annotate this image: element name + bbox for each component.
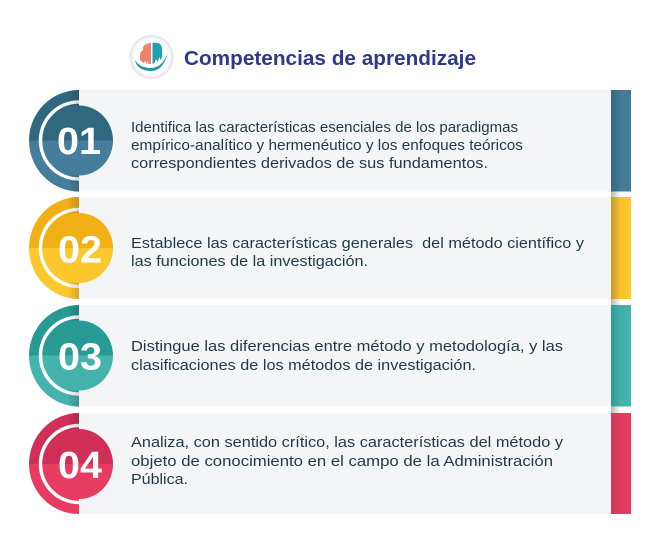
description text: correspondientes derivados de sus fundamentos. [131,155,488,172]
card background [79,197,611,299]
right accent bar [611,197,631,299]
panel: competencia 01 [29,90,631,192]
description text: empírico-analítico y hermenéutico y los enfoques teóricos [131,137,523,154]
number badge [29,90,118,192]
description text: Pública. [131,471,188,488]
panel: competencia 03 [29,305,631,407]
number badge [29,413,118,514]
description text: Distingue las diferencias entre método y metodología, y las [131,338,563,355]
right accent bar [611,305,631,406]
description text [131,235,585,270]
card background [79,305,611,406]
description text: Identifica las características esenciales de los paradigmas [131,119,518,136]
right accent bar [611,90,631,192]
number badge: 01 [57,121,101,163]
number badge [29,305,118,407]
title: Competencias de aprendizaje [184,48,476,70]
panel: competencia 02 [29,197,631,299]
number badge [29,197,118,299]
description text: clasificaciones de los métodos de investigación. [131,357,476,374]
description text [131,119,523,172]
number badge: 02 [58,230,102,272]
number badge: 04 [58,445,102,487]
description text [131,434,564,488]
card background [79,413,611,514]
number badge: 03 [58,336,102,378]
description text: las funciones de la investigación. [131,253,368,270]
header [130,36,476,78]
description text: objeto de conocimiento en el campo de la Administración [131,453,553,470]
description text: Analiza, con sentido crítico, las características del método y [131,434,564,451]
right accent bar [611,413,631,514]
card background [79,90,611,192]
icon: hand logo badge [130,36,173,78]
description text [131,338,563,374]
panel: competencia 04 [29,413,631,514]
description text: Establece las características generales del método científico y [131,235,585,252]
****
### REQUIRED TASK
Rewrite the lines of the entries above, switching each "right accent bar" to "side accent bar" and leaving everything else unchanged. Omit the picture from your answer.

### OUTPUT FOR THIS TASK
annotate this image: element name + bbox for each component.
description text: correspondientes derivados de sus fundamentos. [131,155,488,172]
card background [79,197,611,299]
side accent bar [611,197,631,299]
panel: competencia 01 [29,90,631,192]
description text: empírico-analítico y hermenéutico y los enfoques teóricos [131,137,523,154]
number badge [29,90,118,192]
description text: Pública. [131,471,188,488]
panel: competencia 03 [29,305,631,407]
number badge [29,413,118,514]
description text: Distingue las diferencias entre método y metodología, y las [131,338,563,355]
side accent bar [611,305,631,406]
description text [131,235,585,270]
card background [79,305,611,406]
description text: Identifica las características esenciales de los paradigmas [131,119,518,136]
side accent bar [611,90,631,192]
number badge: 01 [57,121,101,163]
number badge [29,305,118,407]
title: Competencias de aprendizaje [184,48,476,70]
panel: competencia 02 [29,197,631,299]
number badge [29,197,118,299]
description text: clasificaciones de los métodos de investigación. [131,357,476,374]
description text [131,119,523,172]
number badge: 02 [58,230,102,272]
number badge: 04 [58,445,102,487]
description text [131,434,564,488]
card background [79,413,611,514]
number badge: 03 [58,336,102,378]
description text: las funciones de la investigación. [131,253,368,270]
header [130,36,476,78]
description text: objeto de conocimiento en el campo de la Administración [131,453,553,470]
description text: Analiza, con sentido crítico, las características del método y [131,434,564,451]
side accent bar [611,413,631,514]
card background [79,90,611,192]
icon: hand logo badge [130,36,173,78]
description text [131,338,563,374]
panel: competencia 04 [29,413,631,514]
description text: Establece las características generales del método científico y [131,235,585,252]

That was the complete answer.